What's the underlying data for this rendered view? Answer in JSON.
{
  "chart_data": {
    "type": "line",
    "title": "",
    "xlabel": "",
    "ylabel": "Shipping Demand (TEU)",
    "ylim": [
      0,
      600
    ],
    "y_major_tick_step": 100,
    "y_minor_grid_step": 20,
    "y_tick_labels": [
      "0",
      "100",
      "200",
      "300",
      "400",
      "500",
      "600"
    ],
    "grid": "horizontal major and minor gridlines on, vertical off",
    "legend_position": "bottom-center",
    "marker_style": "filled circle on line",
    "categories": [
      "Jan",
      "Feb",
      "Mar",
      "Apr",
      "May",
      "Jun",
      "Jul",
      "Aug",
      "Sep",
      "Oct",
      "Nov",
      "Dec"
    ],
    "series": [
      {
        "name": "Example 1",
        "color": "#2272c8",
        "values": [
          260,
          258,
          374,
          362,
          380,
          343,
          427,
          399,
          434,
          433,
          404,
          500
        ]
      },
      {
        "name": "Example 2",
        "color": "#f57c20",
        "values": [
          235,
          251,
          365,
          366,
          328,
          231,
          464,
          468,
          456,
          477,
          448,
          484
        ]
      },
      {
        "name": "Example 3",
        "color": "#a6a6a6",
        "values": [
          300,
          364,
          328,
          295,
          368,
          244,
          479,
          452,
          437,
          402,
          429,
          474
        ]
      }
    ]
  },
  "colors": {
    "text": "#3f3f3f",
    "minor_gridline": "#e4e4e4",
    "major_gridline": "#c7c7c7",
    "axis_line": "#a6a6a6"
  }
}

————

Problem to work on. Transcribe the data above in full, exactly.

Full solution.
What's the underlying data for this rendered view? Answer in JSON.
{
  "chart_data": {
    "type": "line",
    "title": "",
    "xlabel": "",
    "ylabel": "Shipping Demand (TEU)",
    "ylim": [
      0,
      600
    ],
    "y_major_tick_step": 100,
    "y_minor_grid_step": 20,
    "y_tick_labels": [
      "0",
      "100",
      "200",
      "300",
      "400",
      "500",
      "600"
    ],
    "grid": "horizontal major and minor gridlines on, vertical off",
    "legend_position": "bottom-center",
    "marker_style": "filled circle on line",
    "categories": [
      "Jan",
      "Feb",
      "Mar",
      "Apr",
      "May",
      "Jun",
      "Jul",
      "Aug",
      "Sep",
      "Oct",
      "Nov",
      "Dec"
    ],
    "series": [
      {
        "name": "Example 1",
        "color": "#2272c8",
        "values": [
          260,
          258,
          374,
          362,
          380,
          343,
          427,
          399,
          434,
          433,
          404,
          500
        ]
      },
      {
        "name": "Example 2",
        "color": "#f57c20",
        "values": [
          235,
          251,
          365,
          366,
          328,
          231,
          464,
          468,
          456,
          477,
          448,
          484
        ]
      },
      {
        "name": "Example 3",
        "color": "#a6a6a6",
        "values": [
          300,
          364,
          328,
          295,
          368,
          244,
          479,
          452,
          437,
          402,
          429,
          474
        ]
      }
    ]
  },
  "colors": {
    "text": "#3f3f3f",
    "minor_gridline": "#e4e4e4",
    "major_gridline": "#c7c7c7",
    "axis_line": "#a6a6a6"
  }
}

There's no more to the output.